Record set:
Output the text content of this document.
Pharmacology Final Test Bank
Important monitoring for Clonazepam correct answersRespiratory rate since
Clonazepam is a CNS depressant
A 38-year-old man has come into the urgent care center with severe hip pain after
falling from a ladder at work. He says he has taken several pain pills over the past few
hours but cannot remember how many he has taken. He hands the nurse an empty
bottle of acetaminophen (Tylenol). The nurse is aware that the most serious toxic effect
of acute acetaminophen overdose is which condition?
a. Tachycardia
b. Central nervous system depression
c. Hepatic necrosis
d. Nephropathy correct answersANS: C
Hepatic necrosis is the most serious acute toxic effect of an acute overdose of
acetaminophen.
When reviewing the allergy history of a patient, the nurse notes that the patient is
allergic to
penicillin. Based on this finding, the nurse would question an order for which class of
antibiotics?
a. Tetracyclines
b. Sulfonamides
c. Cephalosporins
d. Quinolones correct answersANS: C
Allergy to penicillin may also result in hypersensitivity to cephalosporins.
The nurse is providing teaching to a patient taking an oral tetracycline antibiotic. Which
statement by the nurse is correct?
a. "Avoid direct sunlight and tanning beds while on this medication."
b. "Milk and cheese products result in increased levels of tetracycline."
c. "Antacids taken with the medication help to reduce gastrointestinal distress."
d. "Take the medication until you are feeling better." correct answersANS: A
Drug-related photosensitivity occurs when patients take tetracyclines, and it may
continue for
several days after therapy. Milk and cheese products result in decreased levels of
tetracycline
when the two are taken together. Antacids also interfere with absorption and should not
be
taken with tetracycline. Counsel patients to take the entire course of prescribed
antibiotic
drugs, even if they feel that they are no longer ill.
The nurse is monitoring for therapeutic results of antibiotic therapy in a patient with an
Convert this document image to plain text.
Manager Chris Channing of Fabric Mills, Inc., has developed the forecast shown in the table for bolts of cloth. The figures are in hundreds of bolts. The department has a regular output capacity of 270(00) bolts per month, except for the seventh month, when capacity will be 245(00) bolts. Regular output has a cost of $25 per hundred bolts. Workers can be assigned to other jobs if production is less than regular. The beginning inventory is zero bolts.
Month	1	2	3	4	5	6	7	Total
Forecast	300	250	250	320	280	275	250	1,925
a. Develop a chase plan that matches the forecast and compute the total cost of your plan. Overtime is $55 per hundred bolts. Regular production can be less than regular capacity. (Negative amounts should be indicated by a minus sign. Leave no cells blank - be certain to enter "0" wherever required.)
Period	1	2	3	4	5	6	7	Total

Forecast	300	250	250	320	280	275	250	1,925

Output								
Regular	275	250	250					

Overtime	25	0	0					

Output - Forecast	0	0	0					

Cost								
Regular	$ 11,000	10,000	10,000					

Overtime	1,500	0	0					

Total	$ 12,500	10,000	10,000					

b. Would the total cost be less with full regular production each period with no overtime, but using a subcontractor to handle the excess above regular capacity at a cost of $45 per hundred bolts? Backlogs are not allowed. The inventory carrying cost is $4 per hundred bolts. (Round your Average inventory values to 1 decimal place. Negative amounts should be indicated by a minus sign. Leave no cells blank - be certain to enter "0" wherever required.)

Requirement:
Word for word, repeat each entry shown above.

Solution for this task:
Output the text content of this document.
Pharmacology Final Test Bank
Important monitoring for Clonazepam correct answersRespiratory rate since
Clonazepam is a CNS depressant
A 38-year-old man has come into the urgent care center with severe hip pain after
falling from a ladder at work. He says he has taken several pain pills over the past few
hours but cannot remember how many he has taken. He hands the nurse an empty
bottle of acetaminophen (Tylenol). The nurse is aware that the most serious toxic effect
of acute acetaminophen overdose is which condition?
a. Tachycardia
b. Central nervous system depression
c. Hepatic necrosis
d. Nephropathy correct answersANS: C
Hepatic necrosis is the most serious acute toxic effect of an acute overdose of
acetaminophen.
When reviewing the allergy history of a patient, the nurse notes that the patient is
allergic to
penicillin. Based on this finding, the nurse would question an order for which class of
antibiotics?
a. Tetracyclines
b. Sulfonamides
c. Cephalosporins
d. Quinolones correct answersANS: C
Allergy to penicillin may also result in hypersensitivity to cephalosporins.
The nurse is providing teaching to a patient taking an oral tetracycline antibiotic. Which
statement by the nurse is correct?
a. "Avoid direct sunlight and tanning beds while on this medication."
b. "Milk and cheese products result in increased levels of tetracycline."
c. "Antacids taken with the medication help to reduce gastrointestinal distress."
d. "Take the medication until you are feeling better." correct answersANS: A
Drug-related photosensitivity occurs when patients take tetracyclines, and it may
continue for
several days after therapy. Milk and cheese products result in decreased levels of
tetracycline
when the two are taken together. Antacids also interfere with absorption and should not
be
taken with tetracycline. Counsel patients to take the entire course of prescribed
antibiotic
drugs, even if they feel that they are no longer ill.
The nurse is monitoring for therapeutic results of antibiotic therapy in a patient with an
Convert this document image to plain text.
Manager Chris Channing of Fabric Mills, Inc., has developed the forecast shown in the table for bolts of cloth. The figures are in hundreds of bolts. The department has a regular output capacity of 270(00) bolts per month, except for the seventh month, when capacity will be 245(00) bolts. Regular output has a cost of $25 per hundred bolts. Workers can be assigned to other jobs if production is less than regular. The beginning inventory is zero bolts.
Month	1	2	3	4	5	6	7	Total
Forecast	300	250	250	320	280	275	250	1,925
a. Develop a chase plan that matches the forecast and compute the total cost of your plan. Overtime is $55 per hundred bolts. Regular production can be less than regular capacity. (Negative amounts should be indicated by a minus sign. Leave no cells blank - be certain to enter "0" wherever required.)
Period	1	2	3	4	5	6	7	Total

Forecast	300	250	250	320	280	275	250	1,925

Output								
Regular	275	250	250					

Overtime	25	0	0					

Output - Forecast	0	0	0					

Cost								
Regular	$ 11,000	10,000	10,000					

Overtime	1,500	0	0					

Total	$ 12,500	10,000	10,000					

b. Would the total cost be less with full regular production each period with no overtime, but using a subcontractor to handle the excess above regular capacity at a cost of $45 per hundred bolts? Backlogs are not allowed. The inventory carrying cost is $4 per hundred bolts. (Round your Average inventory values to 1 decimal place. Negative amounts should be indicated by a minus sign. Leave no cells blank - be certain to enter "0" wherever required.)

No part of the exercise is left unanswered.